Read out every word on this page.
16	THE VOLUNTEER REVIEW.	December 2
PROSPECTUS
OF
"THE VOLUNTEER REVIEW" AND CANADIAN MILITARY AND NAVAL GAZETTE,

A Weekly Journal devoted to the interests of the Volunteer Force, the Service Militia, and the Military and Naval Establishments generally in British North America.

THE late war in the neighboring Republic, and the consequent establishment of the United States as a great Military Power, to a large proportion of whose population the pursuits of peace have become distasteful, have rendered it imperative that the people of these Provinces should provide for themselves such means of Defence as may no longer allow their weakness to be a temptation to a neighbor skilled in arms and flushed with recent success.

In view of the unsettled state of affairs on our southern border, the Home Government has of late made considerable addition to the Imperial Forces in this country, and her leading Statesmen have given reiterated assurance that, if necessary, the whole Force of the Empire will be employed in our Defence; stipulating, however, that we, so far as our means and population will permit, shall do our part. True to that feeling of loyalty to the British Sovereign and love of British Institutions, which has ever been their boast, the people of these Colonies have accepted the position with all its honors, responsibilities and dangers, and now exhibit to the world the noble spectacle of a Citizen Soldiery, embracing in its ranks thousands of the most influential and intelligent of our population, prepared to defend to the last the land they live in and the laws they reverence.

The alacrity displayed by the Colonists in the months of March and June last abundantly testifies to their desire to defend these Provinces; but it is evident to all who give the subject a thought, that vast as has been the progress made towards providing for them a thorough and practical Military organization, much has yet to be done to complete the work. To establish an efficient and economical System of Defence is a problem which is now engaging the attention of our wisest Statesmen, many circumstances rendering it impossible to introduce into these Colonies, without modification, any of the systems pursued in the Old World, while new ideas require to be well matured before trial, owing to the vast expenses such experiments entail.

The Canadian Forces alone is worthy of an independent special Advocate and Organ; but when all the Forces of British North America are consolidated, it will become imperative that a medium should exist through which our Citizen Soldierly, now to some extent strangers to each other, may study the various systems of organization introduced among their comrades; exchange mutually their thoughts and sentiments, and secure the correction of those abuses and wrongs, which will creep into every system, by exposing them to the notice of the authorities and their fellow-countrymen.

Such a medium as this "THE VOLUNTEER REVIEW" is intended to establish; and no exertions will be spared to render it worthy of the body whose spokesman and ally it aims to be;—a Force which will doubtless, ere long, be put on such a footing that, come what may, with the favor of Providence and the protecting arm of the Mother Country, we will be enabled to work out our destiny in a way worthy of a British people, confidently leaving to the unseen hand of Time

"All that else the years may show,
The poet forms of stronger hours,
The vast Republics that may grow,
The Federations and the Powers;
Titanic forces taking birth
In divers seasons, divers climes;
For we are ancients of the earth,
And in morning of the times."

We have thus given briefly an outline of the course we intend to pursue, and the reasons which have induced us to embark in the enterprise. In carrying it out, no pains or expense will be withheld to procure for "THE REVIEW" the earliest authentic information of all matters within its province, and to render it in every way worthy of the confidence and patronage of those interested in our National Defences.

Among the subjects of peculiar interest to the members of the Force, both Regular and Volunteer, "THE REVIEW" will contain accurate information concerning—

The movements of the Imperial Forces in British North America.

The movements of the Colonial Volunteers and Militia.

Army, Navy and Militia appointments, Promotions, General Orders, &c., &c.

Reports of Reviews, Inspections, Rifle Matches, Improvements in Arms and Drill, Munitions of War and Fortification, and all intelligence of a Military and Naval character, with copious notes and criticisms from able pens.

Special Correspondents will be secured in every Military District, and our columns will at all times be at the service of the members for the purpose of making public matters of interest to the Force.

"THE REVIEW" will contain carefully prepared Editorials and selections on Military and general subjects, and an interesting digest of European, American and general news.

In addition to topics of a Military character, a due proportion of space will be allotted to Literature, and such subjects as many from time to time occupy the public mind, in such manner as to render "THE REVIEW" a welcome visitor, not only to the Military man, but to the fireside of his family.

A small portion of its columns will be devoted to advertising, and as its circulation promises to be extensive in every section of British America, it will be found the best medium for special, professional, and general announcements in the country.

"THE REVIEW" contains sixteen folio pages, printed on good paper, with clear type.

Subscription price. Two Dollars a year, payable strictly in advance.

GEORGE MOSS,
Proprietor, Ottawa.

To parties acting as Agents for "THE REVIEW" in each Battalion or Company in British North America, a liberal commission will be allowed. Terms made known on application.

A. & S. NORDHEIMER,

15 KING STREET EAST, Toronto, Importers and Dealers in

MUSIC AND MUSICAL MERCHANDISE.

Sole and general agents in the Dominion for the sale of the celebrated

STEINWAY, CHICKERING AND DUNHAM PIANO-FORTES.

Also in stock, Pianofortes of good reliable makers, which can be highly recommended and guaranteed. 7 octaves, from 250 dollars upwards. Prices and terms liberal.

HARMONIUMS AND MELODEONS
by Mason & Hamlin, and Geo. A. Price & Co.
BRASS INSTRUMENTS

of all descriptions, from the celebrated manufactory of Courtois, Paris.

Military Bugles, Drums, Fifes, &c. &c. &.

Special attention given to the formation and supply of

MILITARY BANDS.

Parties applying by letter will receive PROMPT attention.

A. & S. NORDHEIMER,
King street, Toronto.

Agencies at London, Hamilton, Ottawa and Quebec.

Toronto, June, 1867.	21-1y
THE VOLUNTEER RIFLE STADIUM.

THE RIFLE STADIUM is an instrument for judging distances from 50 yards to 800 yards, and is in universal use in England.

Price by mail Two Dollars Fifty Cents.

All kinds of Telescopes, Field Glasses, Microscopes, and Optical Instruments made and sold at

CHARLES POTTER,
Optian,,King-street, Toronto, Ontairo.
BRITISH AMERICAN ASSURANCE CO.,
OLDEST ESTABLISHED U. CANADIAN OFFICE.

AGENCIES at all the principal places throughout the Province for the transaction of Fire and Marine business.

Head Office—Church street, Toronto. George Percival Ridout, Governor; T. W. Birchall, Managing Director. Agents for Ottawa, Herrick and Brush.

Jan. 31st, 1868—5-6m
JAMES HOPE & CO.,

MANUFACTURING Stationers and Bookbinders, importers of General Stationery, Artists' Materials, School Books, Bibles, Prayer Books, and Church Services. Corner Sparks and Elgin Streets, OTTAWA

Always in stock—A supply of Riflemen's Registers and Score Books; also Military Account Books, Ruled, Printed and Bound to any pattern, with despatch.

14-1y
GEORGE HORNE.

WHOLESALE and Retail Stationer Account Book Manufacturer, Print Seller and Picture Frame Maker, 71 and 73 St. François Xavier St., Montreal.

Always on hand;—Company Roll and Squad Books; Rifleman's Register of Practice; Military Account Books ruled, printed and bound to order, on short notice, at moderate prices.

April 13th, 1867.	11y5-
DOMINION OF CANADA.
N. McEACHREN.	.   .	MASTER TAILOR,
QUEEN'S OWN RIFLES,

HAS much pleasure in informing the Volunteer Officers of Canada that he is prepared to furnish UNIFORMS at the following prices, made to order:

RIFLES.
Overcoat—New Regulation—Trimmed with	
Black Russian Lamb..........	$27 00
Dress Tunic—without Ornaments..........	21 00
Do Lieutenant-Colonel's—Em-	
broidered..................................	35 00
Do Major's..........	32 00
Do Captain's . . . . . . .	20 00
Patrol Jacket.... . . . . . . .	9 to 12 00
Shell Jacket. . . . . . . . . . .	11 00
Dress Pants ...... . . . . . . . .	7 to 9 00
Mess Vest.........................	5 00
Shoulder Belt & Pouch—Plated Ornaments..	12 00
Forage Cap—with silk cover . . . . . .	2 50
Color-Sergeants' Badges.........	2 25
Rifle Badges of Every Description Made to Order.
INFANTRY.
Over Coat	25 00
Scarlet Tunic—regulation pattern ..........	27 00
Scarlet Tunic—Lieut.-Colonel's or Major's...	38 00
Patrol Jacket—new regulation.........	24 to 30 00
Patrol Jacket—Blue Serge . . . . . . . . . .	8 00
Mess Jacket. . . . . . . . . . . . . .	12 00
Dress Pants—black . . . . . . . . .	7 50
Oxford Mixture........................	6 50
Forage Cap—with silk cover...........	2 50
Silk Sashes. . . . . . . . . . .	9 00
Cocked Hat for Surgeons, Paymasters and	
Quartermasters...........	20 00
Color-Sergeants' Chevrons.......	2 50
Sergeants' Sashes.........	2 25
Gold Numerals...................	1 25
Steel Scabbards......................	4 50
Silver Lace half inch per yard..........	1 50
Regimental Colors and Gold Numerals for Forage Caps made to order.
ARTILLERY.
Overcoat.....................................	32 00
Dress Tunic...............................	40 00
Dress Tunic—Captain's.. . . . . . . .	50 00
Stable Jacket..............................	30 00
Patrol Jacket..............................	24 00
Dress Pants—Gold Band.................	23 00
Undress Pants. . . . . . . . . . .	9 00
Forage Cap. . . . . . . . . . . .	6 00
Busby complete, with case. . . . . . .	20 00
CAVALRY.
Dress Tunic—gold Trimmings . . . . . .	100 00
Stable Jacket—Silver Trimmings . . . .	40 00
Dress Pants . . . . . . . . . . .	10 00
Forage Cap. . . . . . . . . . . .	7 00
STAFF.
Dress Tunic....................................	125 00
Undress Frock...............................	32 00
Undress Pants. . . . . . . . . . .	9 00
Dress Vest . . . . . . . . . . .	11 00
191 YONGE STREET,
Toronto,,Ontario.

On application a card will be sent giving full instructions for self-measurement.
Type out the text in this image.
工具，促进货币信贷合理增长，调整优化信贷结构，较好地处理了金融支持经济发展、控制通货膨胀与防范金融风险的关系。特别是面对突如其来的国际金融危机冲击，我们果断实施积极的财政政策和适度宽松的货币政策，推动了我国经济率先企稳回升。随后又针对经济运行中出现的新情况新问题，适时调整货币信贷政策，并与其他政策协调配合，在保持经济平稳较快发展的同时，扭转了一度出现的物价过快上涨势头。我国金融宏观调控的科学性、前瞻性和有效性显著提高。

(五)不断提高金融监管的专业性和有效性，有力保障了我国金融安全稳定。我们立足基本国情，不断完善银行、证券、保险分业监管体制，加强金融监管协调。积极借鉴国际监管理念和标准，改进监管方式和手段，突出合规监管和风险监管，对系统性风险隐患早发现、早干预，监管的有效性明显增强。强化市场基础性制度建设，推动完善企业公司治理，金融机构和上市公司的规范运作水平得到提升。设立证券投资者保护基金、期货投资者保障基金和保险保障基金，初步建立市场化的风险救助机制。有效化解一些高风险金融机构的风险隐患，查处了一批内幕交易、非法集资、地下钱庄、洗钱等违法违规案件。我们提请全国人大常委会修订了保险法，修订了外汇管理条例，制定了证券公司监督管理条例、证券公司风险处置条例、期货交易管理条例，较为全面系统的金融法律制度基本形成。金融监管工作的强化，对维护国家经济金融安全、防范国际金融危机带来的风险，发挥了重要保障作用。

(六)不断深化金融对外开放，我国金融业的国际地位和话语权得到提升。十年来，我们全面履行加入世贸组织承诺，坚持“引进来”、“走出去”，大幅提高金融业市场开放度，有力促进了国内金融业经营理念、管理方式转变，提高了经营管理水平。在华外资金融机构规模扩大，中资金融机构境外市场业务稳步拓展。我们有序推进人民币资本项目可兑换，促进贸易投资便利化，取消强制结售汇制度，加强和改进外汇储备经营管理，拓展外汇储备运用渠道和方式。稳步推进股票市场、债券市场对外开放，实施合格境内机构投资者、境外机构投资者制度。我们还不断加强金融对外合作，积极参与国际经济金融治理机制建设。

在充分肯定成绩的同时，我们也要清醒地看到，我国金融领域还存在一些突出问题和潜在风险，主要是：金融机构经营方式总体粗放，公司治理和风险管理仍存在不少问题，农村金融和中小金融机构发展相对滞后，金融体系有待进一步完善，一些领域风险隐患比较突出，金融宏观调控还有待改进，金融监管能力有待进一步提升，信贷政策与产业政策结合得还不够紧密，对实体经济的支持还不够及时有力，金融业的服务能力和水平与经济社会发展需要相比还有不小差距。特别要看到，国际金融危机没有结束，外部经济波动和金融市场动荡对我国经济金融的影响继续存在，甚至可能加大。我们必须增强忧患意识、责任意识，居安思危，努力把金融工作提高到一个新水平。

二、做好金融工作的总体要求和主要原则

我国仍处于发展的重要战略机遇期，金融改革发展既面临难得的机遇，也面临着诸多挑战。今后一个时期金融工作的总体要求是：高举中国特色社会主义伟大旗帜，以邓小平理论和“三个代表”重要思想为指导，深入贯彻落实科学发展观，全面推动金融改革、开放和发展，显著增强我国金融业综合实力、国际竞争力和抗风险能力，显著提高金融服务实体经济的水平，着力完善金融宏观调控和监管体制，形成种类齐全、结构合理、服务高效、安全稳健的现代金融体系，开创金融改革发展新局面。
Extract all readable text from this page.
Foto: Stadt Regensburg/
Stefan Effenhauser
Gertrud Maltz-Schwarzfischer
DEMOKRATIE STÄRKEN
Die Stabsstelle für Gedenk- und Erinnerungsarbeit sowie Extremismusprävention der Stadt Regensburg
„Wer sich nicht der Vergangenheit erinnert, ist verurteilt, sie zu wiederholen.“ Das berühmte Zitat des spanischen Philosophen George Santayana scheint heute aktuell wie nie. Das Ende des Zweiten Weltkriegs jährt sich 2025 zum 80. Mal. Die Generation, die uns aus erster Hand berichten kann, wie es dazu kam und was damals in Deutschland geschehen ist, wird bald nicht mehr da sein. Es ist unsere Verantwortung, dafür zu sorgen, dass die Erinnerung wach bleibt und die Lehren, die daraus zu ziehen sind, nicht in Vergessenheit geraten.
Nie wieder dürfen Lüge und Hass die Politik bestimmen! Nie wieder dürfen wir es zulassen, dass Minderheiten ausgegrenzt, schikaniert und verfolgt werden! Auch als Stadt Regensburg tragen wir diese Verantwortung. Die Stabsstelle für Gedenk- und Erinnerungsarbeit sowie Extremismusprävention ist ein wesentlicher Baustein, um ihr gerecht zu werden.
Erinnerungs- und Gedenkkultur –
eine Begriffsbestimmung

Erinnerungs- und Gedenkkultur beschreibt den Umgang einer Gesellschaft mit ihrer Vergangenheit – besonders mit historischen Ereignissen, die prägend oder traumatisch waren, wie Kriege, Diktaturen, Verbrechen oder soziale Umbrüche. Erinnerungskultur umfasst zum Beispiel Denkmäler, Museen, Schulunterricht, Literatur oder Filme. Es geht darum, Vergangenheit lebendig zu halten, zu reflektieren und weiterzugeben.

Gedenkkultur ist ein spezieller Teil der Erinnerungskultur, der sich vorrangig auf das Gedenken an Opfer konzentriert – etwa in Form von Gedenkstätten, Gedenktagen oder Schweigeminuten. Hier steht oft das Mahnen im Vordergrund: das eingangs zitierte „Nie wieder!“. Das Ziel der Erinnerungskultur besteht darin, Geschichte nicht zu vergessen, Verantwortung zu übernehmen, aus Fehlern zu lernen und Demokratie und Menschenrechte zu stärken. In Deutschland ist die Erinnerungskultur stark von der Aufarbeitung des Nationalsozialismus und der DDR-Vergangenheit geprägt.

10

#####

--- Exercise description ---
Return every line holding the word "Overcoat" from the records.

--- Result for this task ---
Overcoat—New Regulation—Trimmed with	
Overcoat.....................................	32 00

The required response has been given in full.